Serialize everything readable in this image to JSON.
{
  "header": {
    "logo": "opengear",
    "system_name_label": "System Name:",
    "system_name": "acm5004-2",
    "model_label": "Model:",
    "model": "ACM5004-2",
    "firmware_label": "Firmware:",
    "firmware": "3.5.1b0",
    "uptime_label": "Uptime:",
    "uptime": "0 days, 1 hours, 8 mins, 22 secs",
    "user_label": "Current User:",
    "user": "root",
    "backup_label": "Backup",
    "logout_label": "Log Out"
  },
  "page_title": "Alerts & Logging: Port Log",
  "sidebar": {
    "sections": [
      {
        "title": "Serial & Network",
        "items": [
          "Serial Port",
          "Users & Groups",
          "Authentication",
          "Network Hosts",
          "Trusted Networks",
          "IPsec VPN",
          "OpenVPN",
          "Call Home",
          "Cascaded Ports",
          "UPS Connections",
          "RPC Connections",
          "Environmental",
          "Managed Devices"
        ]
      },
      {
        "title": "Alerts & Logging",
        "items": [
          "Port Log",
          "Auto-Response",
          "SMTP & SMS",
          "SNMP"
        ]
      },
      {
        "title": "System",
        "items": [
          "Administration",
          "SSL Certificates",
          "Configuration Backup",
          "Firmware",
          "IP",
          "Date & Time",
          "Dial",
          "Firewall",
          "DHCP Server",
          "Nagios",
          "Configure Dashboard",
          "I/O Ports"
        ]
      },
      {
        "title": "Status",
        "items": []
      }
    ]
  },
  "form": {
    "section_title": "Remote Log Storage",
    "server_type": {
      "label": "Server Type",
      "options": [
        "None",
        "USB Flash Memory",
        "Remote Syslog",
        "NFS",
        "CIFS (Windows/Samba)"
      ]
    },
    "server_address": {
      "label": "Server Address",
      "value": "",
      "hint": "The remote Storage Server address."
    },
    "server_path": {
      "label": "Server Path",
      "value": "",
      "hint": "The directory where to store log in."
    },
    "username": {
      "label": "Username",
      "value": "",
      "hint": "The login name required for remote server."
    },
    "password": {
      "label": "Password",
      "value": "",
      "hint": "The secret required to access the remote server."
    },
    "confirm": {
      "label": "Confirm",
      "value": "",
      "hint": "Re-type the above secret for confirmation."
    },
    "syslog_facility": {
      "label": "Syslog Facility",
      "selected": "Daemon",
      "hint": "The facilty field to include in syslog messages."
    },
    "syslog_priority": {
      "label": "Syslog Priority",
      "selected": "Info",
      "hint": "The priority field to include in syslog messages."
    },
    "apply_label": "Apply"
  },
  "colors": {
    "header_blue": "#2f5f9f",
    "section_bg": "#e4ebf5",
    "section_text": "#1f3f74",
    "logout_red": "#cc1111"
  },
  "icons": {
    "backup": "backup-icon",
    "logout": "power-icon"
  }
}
-.-.-
Aim -> Make an exact copy of the data above.

Expected answer ->
Serialize everything readable in this image to JSON.
{
  "header": {
    "logo": "opengear",
    "system_name_label": "System Name:",
    "system_name": "acm5004-2",
    "model_label": "Model:",
    "model": "ACM5004-2",
    "firmware_label": "Firmware:",
    "firmware": "3.5.1b0",
    "uptime_label": "Uptime:",
    "uptime": "0 days, 1 hours, 8 mins, 22 secs",
    "user_label": "Current User:",
    "user": "root",
    "backup_label": "Backup",
    "logout_label": "Log Out"
  },
  "page_title": "Alerts & Logging: Port Log",
  "sidebar": {
    "sections": [
      {
        "title": "Serial & Network",
        "items": [
          "Serial Port",
          "Users & Groups",
          "Authentication",
          "Network Hosts",
          "Trusted Networks",
          "IPsec VPN",
          "OpenVPN",
          "Call Home",
          "Cascaded Ports",
          "UPS Connections",
          "RPC Connections",
          "Environmental",
          "Managed Devices"
        ]
      },
      {
        "title": "Alerts & Logging",
        "items": [
          "Port Log",
          "Auto-Response",
          "SMTP & SMS",
          "SNMP"
        ]
      },
      {
        "title": "System",
        "items": [
          "Administration",
          "SSL Certificates",
          "Configuration Backup",
          "Firmware",
          "IP",
          "Date & Time",
          "Dial",
          "Firewall",
          "DHCP Server",
          "Nagios",
          "Configure Dashboard",
          "I/O Ports"
        ]
      },
      {
        "title": "Status",
        "items": []
      }
    ]
  },
  "form": {
    "section_title": "Remote Log Storage",
    "server_type": {
      "label": "Server Type",
      "options": [
        "None",
        "USB Flash Memory",
        "Remote Syslog",
        "NFS",
        "CIFS (Windows/Samba)"
      ]
    },
    "server_address": {
      "label": "Server Address",
      "value": "",
      "hint": "The remote Storage Server address."
    },
    "server_path": {
      "label": "Server Path",
      "value": "",
      "hint": "The directory where to store log in."
    },
    "username": {
      "label": "Username",
      "value": "",
      "hint": "The login name required for remote server."
    },
    "password": {
      "label": "Password",
      "value": "",
      "hint": "The secret required to access the remote server."
    },
    "confirm": {
      "label": "Confirm",
      "value": "",
      "hint": "Re-type the above secret for confirmation."
    },
    "syslog_facility": {
      "label": "Syslog Facility",
      "selected": "Daemon",
      "hint": "The facilty field to include in syslog messages."
    },
    "syslog_priority": {
      "label": "Syslog Priority",
      "selected": "Info",
      "hint": "The priority field to include in syslog messages."
    },
    "apply_label": "Apply"
  },
  "colors": {
    "header_blue": "#2f5f9f",
    "section_bg": "#e4ebf5",
    "section_text": "#1f3f74",
    "logout_red": "#cc1111"
  },
  "icons": {
    "backup": "backup-icon",
    "logout": "power-icon"
  }
}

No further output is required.